OBJECTIVE
Leave out the pictures and copy every record exactly.

EXTRACTED MATERIAL
- - - - -
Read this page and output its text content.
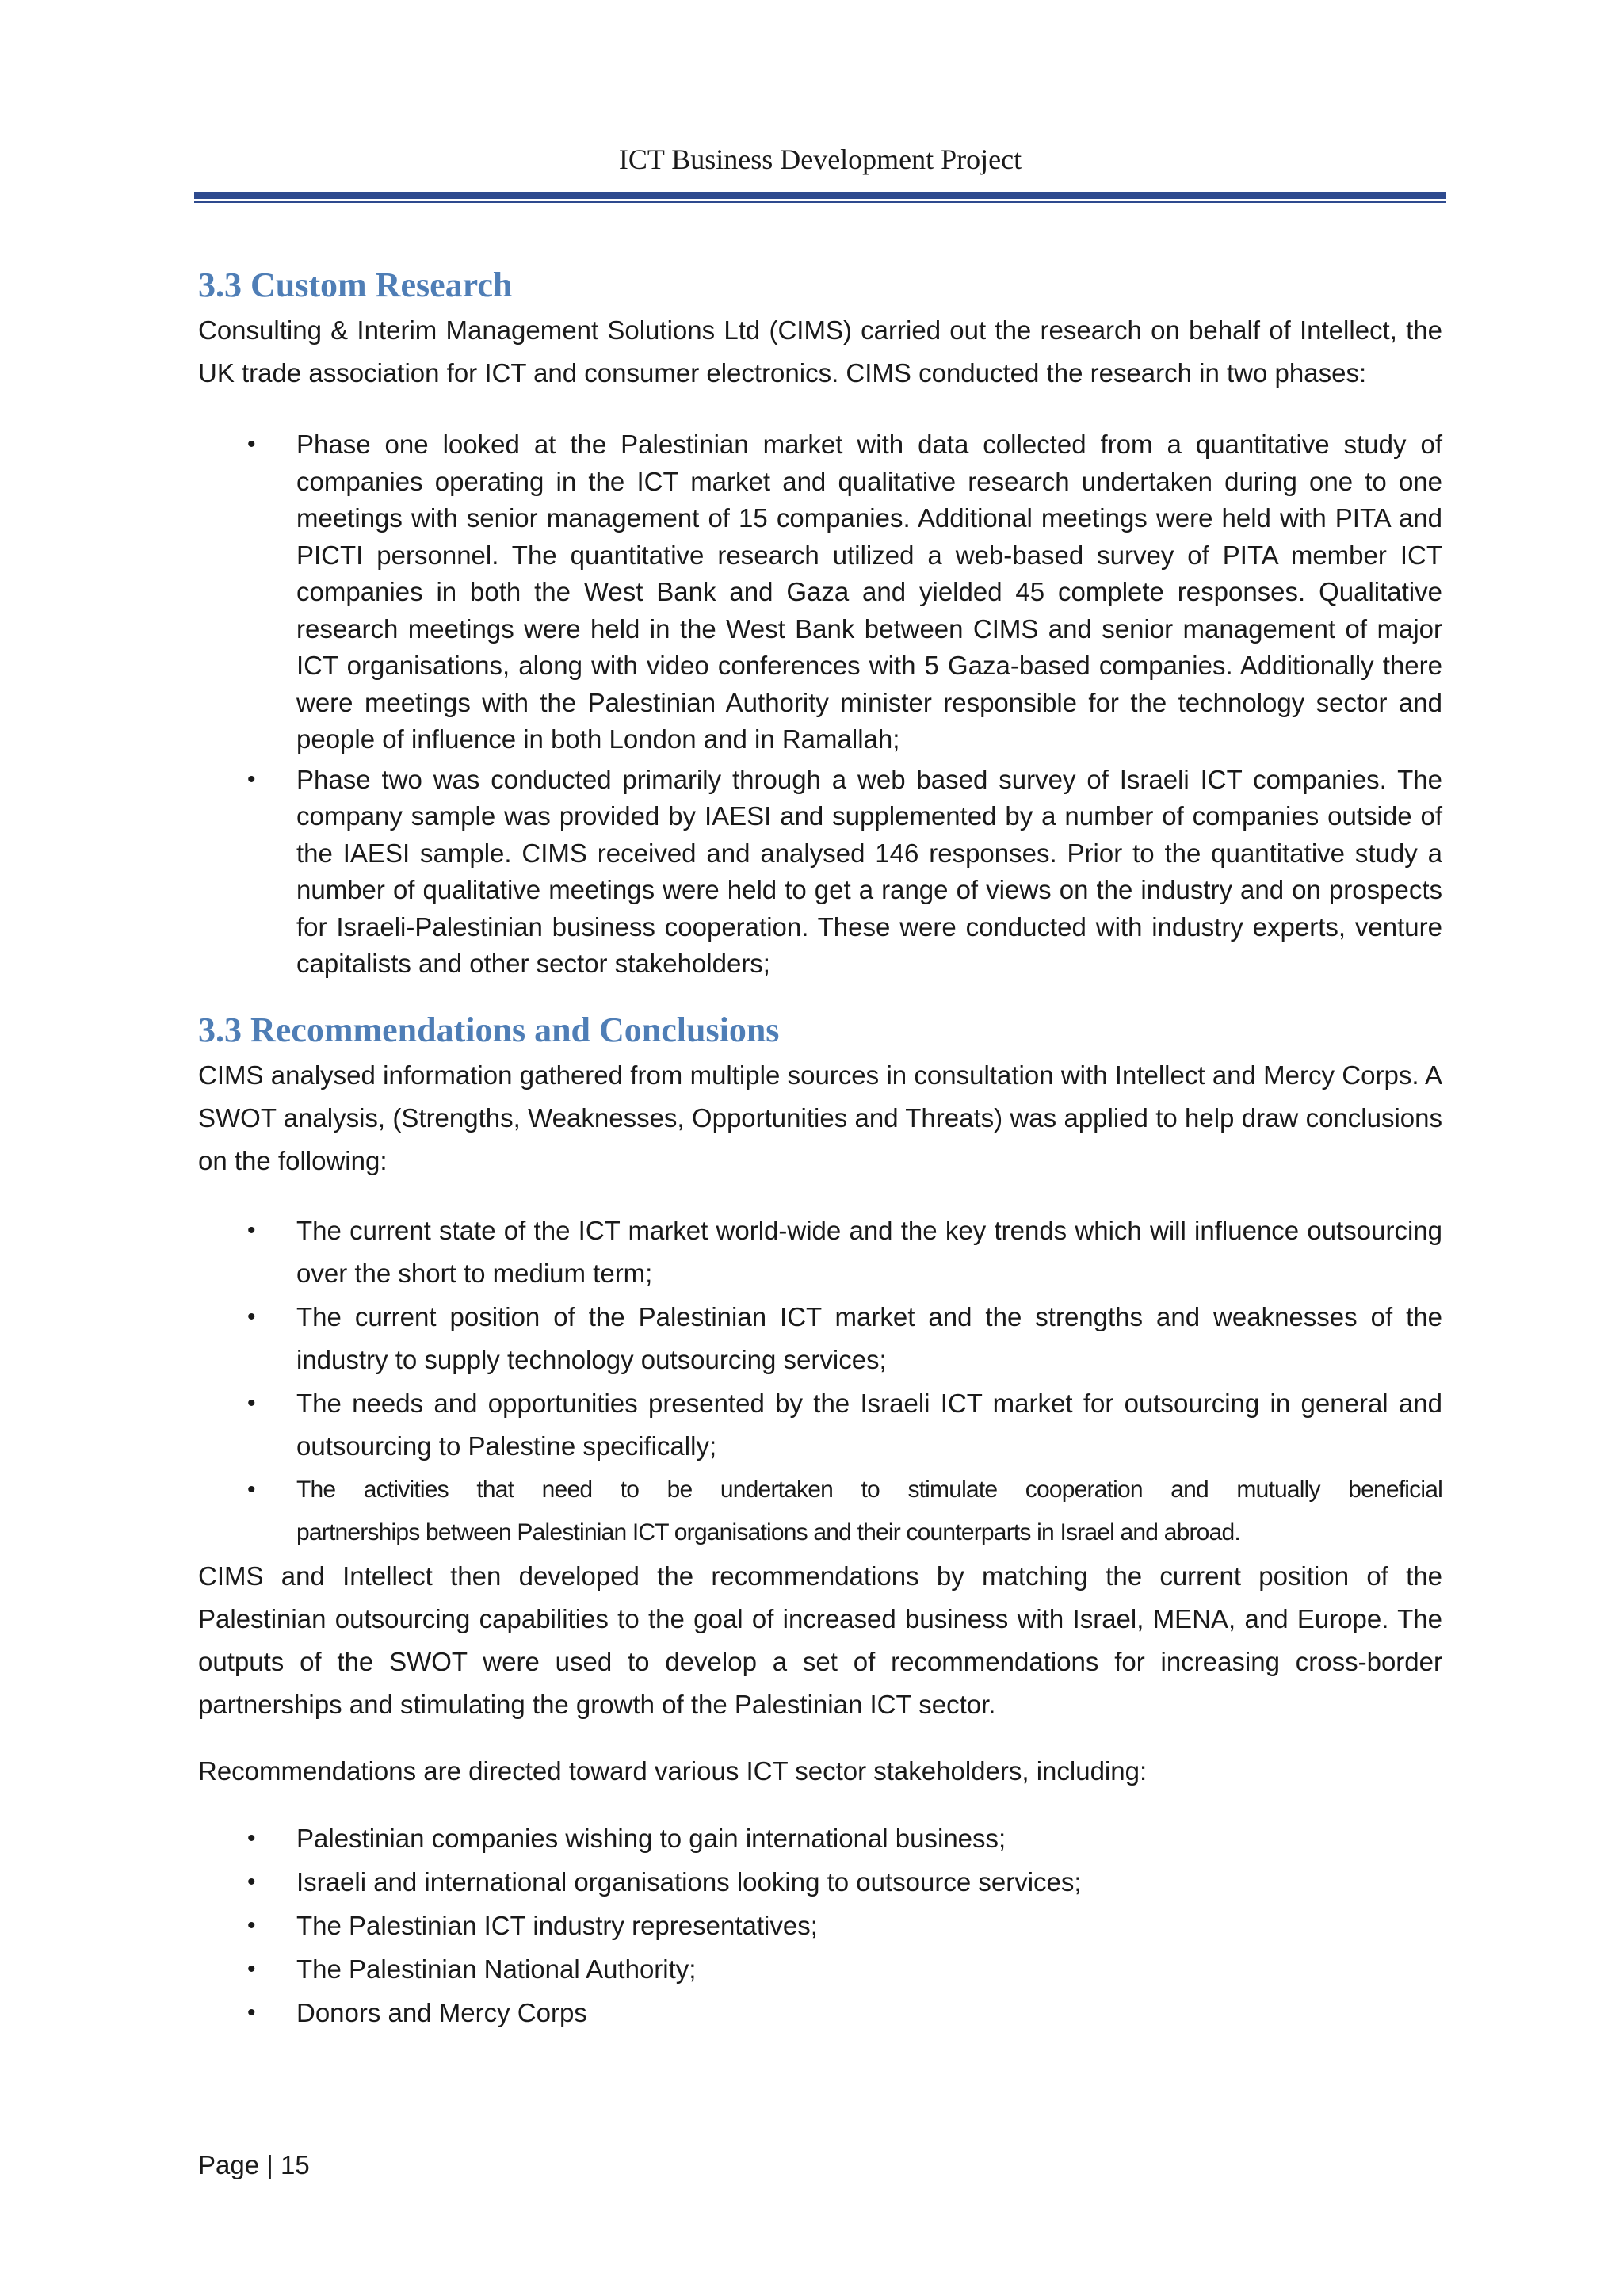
ICT Business Development Project
3.3 Custom Research

Consulting & Interim Management Solutions Ltd (CIMS) carried out the research on behalf of Intellect, the UK trade association for ICT and consumer electronics. CIMS conducted the research in two phases:

• Phase one looked at the Palestinian market with data collected from a quantitative study of companies operating in the ICT market and qualitative research undertaken during one to one meetings with senior management of 15 companies. Additional meetings were held with PITA and PICTI personnel. The quantitative research utilized a web-based survey of PITA member ICT companies in both the West Bank and Gaza and yielded 45 complete responses. Qualitative research meetings were held in the West Bank between CIMS and senior management of major ICT organisations, along with video conferences with 5 Gaza-based companies. Additionally there were meetings with the Palestinian Authority minister responsible for the technology sector and people of influence in both London and in Ramallah;
• Phase two was conducted primarily through a web based survey of Israeli ICT companies. The company sample was provided by IAESI and supplemented by a number of companies outside of the IAESI sample. CIMS received and analysed 146 responses. Prior to the quantitative study a number of qualitative meetings were held to get a range of views on the industry and on prospects for Israeli-Palestinian business cooperation. These were conducted with industry experts, venture capitalists and other sector stakeholders;
3.3 Recommendations and Conclusions

CIMS analysed information gathered from multiple sources in consultation with Intellect and Mercy Corps. A SWOT analysis, (Strengths, Weaknesses, Opportunities and Threats) was applied to help draw conclusions on the following:

• The current state of the ICT market world-wide and the key trends which will influence outsourcing over the short to medium term;
• The current position of the Palestinian ICT market and the strengths and weaknesses of the industry to supply technology outsourcing services;
• The needs and opportunities presented by the Israeli ICT market for outsourcing in general and outsourcing to Palestine specifically;
• The activities that need to be undertaken to stimulate cooperation and mutually beneficial
partnerships between Palestinian ICT organisations and their counterparts in Israel and abroad.

CIMS and Intellect then developed the recommendations by matching the current position of the Palestinian outsourcing capabilities to the goal of increased business with Israel, MENA, and Europe. The outputs of the SWOT were used to develop a set of recommendations for increasing cross-border partnerships and stimulating the growth of the Palestinian ICT sector.

Recommendations are directed toward various ICT sector stakeholders, including:

• Palestinian companies wishing to gain international business;
• Israeli and international organisations looking to outsource services;
• The Palestinian ICT industry representatives;
• The Palestinian National Authority;
• Donors and Mercy Corps
Page | 15
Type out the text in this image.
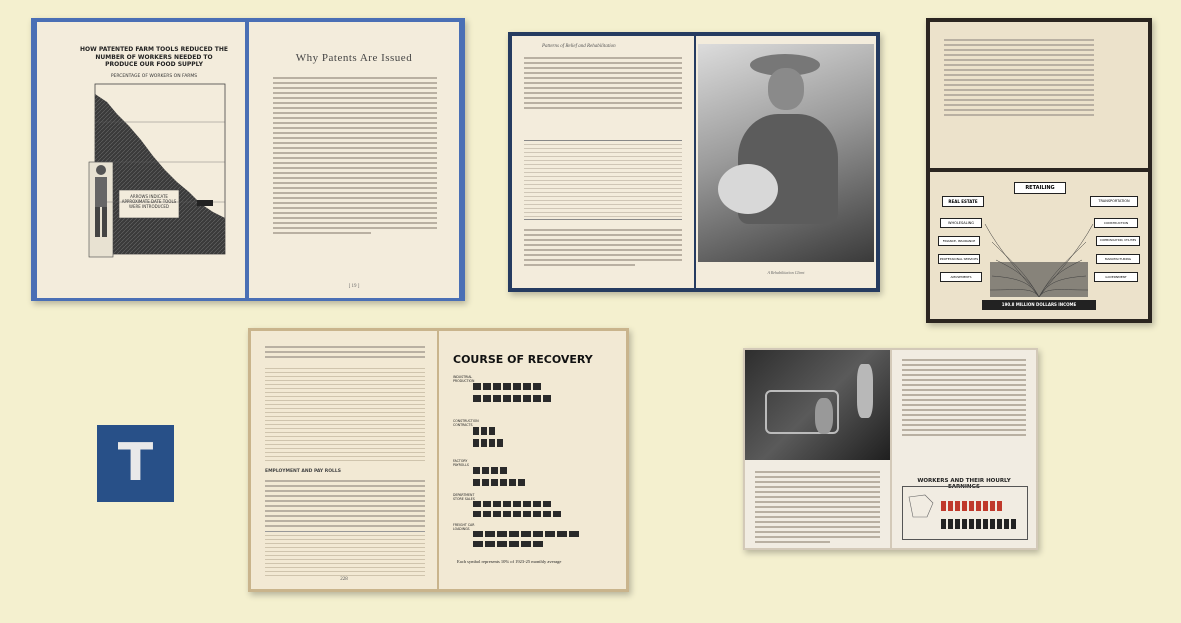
HOW PATENTED FARM TOOLS REDUCED THE NUMBER OF WORKERS NEEDED TO PRODUCE OUR FOOD SUPPLY
PERCENTAGE OF WORKERS ON FARMS
ARROWS INDICATE APPROXIMATE DATE TOOLS WERE INTRODUCED
Why Patents Are Issued
[ 19 ]
Patterns of Relief and Rehabilitation
A Rehabilitation Client
RETAILING
REAL ESTATE
WHOLESALING
FINANCE, INSURANCE
PROFESSIONAL SERVICES
AMUSEMENTS
TRANSPORTATION
CONSTRUCTION
COMMUNICATION, UTILITIES
MANUFACTURING
GOVERNMENT
190.8 MILLION DOLLARS INCOME
T	EMPLOYMENT AND PAY ROLLS
228
COURSE OF RECOVERY
INDUSTRIAL PRODUCTION
CONSTRUCTION CONTRACTS
FACTORY PAYROLLS
DEPARTMENT STORE SALES
FREIGHT CAR LOADINGS
Each symbol represents 10% of 1923-25 monthly average
WORKERS AND THEIR HOURLY EARNINGS
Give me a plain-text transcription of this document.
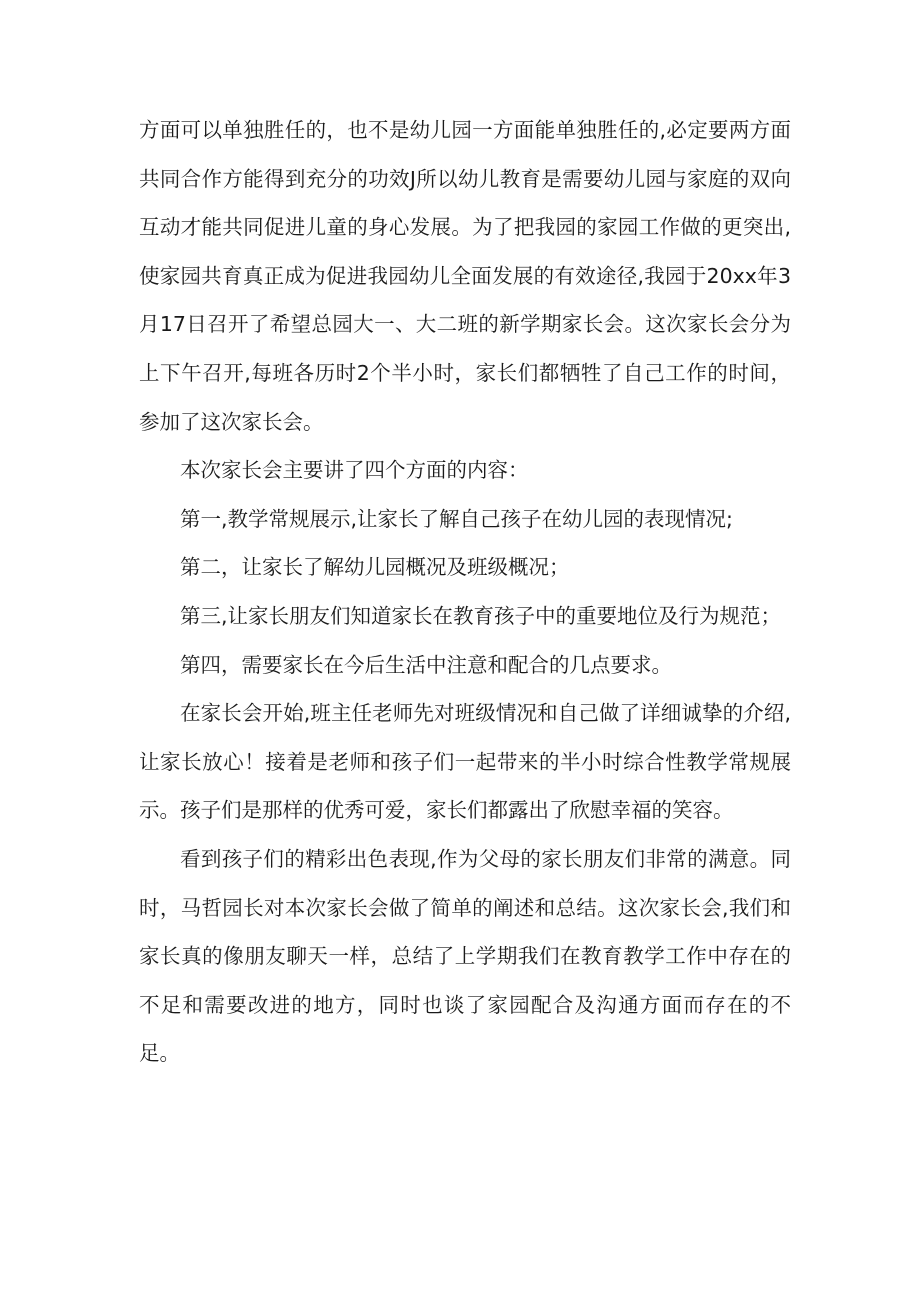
方面可以单独胜任的，也不是幼儿园一方面能单独胜任的,必定要两方面共同合作方能得到充分的功效J所以幼儿教育是需要幼儿园与家庭的双向互动才能共同促进儿童的身心发展。为了把我园的家园工作做的更突出,使家园共育真正成为促进我园幼儿全面发展的有效途径,我园于20xx年3月17日召开了希望总园大一、大二班的新学期家长会。这次家长会分为上下午召开,每班各历时2个半小时，家长们都牺牲了自己工作的时间，参加了这次家长会。

本次家长会主要讲了四个方面的内容：

第一,教学常规展示,让家长了解自己孩子在幼儿园的表现情况;

第二，让家长了解幼儿园概况及班级概况；

第三,让家长朋友们知道家长在教育孩子中的重要地位及行为规范；

第四，需要家长在今后生活中注意和配合的几点要求。

在家长会开始,班主任老师先对班级情况和自己做了详细诚挚的介绍,让家长放心！接着是老师和孩子们一起带来的半小时综合性教学常规展示。孩子们是那样的优秀可爱，家长们都露出了欣慰幸福的笑容。

看到孩子们的精彩出色表现,作为父母的家长朋友们非常的满意。同时，马哲园长对本次家长会做了简单的阐述和总结。这次家长会,我们和家长真的像朋友聊天一样，总结了上学期我们在教育教学工作中存在的不足和需要改进的地方，同时也谈了家园配合及沟通方面而存在的不足。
- - - - -
WRITTEN REPLY
Read this page and output its text content.
ICT Business Development Project
3.3 Custom Research

Consulting & Interim Management Solutions Ltd (CIMS) carried out the research on behalf of Intellect, the UK trade association for ICT and consumer electronics. CIMS conducted the research in two phases:

• Phase one looked at the Palestinian market with data collected from a quantitative study of companies operating in the ICT market and qualitative research undertaken during one to one meetings with senior management of 15 companies. Additional meetings were held with PITA and PICTI personnel. The quantitative research utilized a web-based survey of PITA member ICT companies in both the West Bank and Gaza and yielded 45 complete responses. Qualitative research meetings were held in the West Bank between CIMS and senior management of major ICT organisations, along with video conferences with 5 Gaza-based companies. Additionally there were meetings with the Palestinian Authority minister responsible for the technology sector and people of influence in both London and in Ramallah;
• Phase two was conducted primarily through a web based survey of Israeli ICT companies. The company sample was provided by IAESI and supplemented by a number of companies outside of the IAESI sample. CIMS received and analysed 146 responses. Prior to the quantitative study a number of qualitative meetings were held to get a range of views on the industry and on prospects for Israeli-Palestinian business cooperation. These were conducted with industry experts, venture capitalists and other sector stakeholders;
3.3 Recommendations and Conclusions

CIMS analysed information gathered from multiple sources in consultation with Intellect and Mercy Corps. A SWOT analysis, (Strengths, Weaknesses, Opportunities and Threats) was applied to help draw conclusions on the following:

• The current state of the ICT market world-wide and the key trends which will influence outsourcing over the short to medium term;
• The current position of the Palestinian ICT market and the strengths and weaknesses of the industry to supply technology outsourcing services;
• The needs and opportunities presented by the Israeli ICT market for outsourcing in general and outsourcing to Palestine specifically;
• The activities that need to be undertaken to stimulate cooperation and mutually beneficial
partnerships between Palestinian ICT organisations and their counterparts in Israel and abroad.

CIMS and Intellect then developed the recommendations by matching the current position of the Palestinian outsourcing capabilities to the goal of increased business with Israel, MENA, and Europe. The outputs of the SWOT were used to develop a set of recommendations for increasing cross-border partnerships and stimulating the growth of the Palestinian ICT sector.

Recommendations are directed toward various ICT sector stakeholders, including:

• Palestinian companies wishing to gain international business;
• Israeli and international organisations looking to outsource services;
• The Palestinian ICT industry representatives;
• The Palestinian National Authority;
• Donors and Mercy Corps
Page | 15
Type out the text in this image.
HOW PATENTED FARM TOOLS REDUCED THE NUMBER OF WORKERS NEEDED TO PRODUCE OUR FOOD SUPPLY
PERCENTAGE OF WORKERS ON FARMS
ARROWS INDICATE APPROXIMATE DATE TOOLS WERE INTRODUCED
Why Patents Are Issued
[ 19 ]
Patterns of Relief and Rehabilitation
A Rehabilitation Client
RETAILING
REAL ESTATE
WHOLESALING
FINANCE, INSURANCE
PROFESSIONAL SERVICES
AMUSEMENTS
TRANSPORTATION
CONSTRUCTION
COMMUNICATION, UTILITIES
MANUFACTURING
GOVERNMENT
190.8 MILLION DOLLARS INCOME
T	EMPLOYMENT AND PAY ROLLS
228
COURSE OF RECOVERY
INDUSTRIAL PRODUCTION
CONSTRUCTION CONTRACTS
FACTORY PAYROLLS
DEPARTMENT STORE SALES
FREIGHT CAR LOADINGS
Each symbol represents 10% of 1923-25 monthly average
WORKERS AND THEIR HOURLY EARNINGS
Give me a plain-text transcription of this document.
方面可以单独胜任的，也不是幼儿园一方面能单独胜任的,必定要两方面共同合作方能得到充分的功效J所以幼儿教育是需要幼儿园与家庭的双向互动才能共同促进儿童的身心发展。为了把我园的家园工作做的更突出,使家园共育真正成为促进我园幼儿全面发展的有效途径,我园于20xx年3月17日召开了希望总园大一、大二班的新学期家长会。这次家长会分为上下午召开,每班各历时2个半小时，家长们都牺牲了自己工作的时间，参加了这次家长会。

本次家长会主要讲了四个方面的内容：

第一,教学常规展示,让家长了解自己孩子在幼儿园的表现情况;

第二，让家长了解幼儿园概况及班级概况；

第三,让家长朋友们知道家长在教育孩子中的重要地位及行为规范；

第四，需要家长在今后生活中注意和配合的几点要求。

在家长会开始,班主任老师先对班级情况和自己做了详细诚挚的介绍,让家长放心！接着是老师和孩子们一起带来的半小时综合性教学常规展示。孩子们是那样的优秀可爱，家长们都露出了欣慰幸福的笑容。

看到孩子们的精彩出色表现,作为父母的家长朋友们非常的满意。同时，马哲园长对本次家长会做了简单的阐述和总结。这次家长会,我们和家长真的像朋友聊天一样，总结了上学期我们在教育教学工作中存在的不足和需要改进的地方，同时也谈了家园配合及沟通方面而存在的不足。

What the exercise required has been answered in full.